>> begin
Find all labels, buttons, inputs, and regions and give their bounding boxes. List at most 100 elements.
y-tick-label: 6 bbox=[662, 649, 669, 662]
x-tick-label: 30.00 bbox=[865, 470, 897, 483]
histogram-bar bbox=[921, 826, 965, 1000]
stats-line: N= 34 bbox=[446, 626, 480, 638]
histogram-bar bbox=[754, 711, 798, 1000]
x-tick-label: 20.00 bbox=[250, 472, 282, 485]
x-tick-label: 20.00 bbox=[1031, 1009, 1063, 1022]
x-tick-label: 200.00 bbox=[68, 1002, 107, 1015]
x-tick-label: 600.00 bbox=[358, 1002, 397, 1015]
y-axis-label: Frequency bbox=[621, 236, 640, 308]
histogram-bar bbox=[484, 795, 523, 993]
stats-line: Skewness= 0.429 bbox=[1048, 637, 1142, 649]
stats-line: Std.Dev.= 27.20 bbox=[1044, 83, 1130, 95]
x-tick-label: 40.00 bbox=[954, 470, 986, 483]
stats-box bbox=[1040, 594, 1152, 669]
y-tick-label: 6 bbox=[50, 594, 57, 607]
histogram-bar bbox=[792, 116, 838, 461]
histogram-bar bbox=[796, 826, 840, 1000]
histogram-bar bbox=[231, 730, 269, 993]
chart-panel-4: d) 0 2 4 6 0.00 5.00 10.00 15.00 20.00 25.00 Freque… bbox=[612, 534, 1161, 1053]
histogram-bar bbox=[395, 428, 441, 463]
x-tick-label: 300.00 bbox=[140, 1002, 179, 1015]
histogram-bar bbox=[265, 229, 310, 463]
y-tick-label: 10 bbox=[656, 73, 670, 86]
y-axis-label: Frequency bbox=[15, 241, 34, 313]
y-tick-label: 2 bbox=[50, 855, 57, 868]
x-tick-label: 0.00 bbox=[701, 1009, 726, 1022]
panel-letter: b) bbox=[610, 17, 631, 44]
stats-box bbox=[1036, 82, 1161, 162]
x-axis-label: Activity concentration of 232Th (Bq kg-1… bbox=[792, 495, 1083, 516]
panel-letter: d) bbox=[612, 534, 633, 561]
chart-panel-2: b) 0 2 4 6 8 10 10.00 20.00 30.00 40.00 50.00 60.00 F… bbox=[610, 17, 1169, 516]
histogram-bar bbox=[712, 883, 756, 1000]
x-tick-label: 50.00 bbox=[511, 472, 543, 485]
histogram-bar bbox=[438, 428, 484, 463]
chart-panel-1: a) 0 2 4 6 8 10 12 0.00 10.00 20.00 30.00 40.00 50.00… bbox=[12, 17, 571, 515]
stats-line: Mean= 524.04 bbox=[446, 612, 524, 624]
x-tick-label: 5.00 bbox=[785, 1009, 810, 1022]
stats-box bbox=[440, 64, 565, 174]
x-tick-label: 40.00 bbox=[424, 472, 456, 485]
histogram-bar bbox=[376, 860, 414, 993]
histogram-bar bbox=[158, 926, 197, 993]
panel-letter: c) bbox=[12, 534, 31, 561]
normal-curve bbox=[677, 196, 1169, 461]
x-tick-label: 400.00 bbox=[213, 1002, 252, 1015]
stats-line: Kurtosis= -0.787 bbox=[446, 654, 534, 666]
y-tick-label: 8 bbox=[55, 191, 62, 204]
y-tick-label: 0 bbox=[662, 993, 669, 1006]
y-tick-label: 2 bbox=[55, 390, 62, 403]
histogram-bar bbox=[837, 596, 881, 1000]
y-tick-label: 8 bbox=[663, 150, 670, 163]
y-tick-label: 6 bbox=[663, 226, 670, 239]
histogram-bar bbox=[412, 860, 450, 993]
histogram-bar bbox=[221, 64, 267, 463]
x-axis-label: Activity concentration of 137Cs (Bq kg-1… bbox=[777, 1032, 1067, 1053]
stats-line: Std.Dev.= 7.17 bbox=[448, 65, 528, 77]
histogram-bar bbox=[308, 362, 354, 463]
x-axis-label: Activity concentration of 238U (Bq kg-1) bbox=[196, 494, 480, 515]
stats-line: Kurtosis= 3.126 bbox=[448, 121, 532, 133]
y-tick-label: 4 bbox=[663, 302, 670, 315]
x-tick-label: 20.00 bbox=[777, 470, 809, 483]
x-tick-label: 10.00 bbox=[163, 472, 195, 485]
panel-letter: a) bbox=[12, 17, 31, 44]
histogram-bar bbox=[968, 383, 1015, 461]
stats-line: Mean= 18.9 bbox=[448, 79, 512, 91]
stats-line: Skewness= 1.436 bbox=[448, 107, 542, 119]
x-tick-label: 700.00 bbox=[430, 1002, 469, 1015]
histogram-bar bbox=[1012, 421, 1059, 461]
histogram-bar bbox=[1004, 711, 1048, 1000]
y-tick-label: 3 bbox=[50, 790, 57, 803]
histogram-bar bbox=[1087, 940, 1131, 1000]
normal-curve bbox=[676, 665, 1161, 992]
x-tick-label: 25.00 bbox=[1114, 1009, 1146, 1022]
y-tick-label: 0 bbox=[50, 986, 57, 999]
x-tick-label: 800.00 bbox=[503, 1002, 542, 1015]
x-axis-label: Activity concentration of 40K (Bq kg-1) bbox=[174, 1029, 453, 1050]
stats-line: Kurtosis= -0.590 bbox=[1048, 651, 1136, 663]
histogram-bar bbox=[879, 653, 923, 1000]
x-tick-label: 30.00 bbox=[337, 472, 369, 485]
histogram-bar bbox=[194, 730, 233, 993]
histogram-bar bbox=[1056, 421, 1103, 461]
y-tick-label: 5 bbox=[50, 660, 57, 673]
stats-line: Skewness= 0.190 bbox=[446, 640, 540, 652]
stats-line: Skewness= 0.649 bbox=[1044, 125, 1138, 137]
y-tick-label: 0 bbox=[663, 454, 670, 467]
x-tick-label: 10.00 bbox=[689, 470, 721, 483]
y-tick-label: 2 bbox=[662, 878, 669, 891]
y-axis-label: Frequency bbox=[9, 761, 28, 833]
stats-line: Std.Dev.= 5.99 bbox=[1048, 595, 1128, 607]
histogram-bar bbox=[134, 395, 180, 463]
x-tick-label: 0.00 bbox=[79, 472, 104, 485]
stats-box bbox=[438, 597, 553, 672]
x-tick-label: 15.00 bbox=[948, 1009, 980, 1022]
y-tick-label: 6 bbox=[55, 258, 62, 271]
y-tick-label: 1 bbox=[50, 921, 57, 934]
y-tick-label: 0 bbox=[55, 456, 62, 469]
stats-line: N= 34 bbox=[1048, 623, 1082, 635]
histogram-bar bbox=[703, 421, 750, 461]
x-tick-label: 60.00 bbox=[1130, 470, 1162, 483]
>> end
-- Written exercise --
Switch "Frequency" to "Count" in everything from the start of the material down to the line containing "histogram-bar bbox=[438, 428, 484, 463]", and give those lines back with nothing else changed.

-- Final result --
Find all labels, buttons, inputs, and regions and give their bounding boxes. List at most 100 elements.
y-tick-label: 6 bbox=[662, 649, 669, 662]
x-tick-label: 30.00 bbox=[865, 470, 897, 483]
histogram-bar bbox=[921, 826, 965, 1000]
stats-line: N= 34 bbox=[446, 626, 480, 638]
histogram-bar bbox=[754, 711, 798, 1000]
x-tick-label: 20.00 bbox=[250, 472, 282, 485]
x-tick-label: 20.00 bbox=[1031, 1009, 1063, 1022]
x-tick-label: 200.00 bbox=[68, 1002, 107, 1015]
x-tick-label: 600.00 bbox=[358, 1002, 397, 1015]
y-axis-label: Count bbox=[621, 236, 640, 308]
histogram-bar bbox=[484, 795, 523, 993]
stats-line: Skewness= 0.429 bbox=[1048, 637, 1142, 649]
stats-line: Std.Dev.= 27.20 bbox=[1044, 83, 1130, 95]
x-tick-label: 40.00 bbox=[954, 470, 986, 483]
stats-box bbox=[1040, 594, 1152, 669]
y-tick-label: 6 bbox=[50, 594, 57, 607]
histogram-bar bbox=[792, 116, 838, 461]
histogram-bar bbox=[796, 826, 840, 1000]
histogram-bar bbox=[231, 730, 269, 993]
chart-panel-4: d) 0 2 4 6 0.00 5.00 10.00 15.00 20.00 25.00 Freque… bbox=[612, 534, 1161, 1053]
histogram-bar bbox=[395, 428, 441, 463]
x-tick-label: 300.00 bbox=[140, 1002, 179, 1015]
histogram-bar bbox=[265, 229, 310, 463]
y-tick-label: 10 bbox=[656, 73, 670, 86]
y-axis-label: Count bbox=[15, 241, 34, 313]
y-tick-label: 2 bbox=[50, 855, 57, 868]
x-tick-label: 0.00 bbox=[701, 1009, 726, 1022]
panel-letter: b) bbox=[610, 17, 631, 44]
stats-box bbox=[1036, 82, 1161, 162]
x-axis-label: Activity concentration of 232Th (Bq kg-1… bbox=[792, 495, 1083, 516]
panel-letter: d) bbox=[612, 534, 633, 561]
chart-panel-2: b) 0 2 4 6 8 10 10.00 20.00 30.00 40.00 50.00 60.00 F… bbox=[610, 17, 1169, 516]
histogram-bar bbox=[712, 883, 756, 1000]
x-tick-label: 50.00 bbox=[511, 472, 543, 485]
histogram-bar bbox=[438, 428, 484, 463]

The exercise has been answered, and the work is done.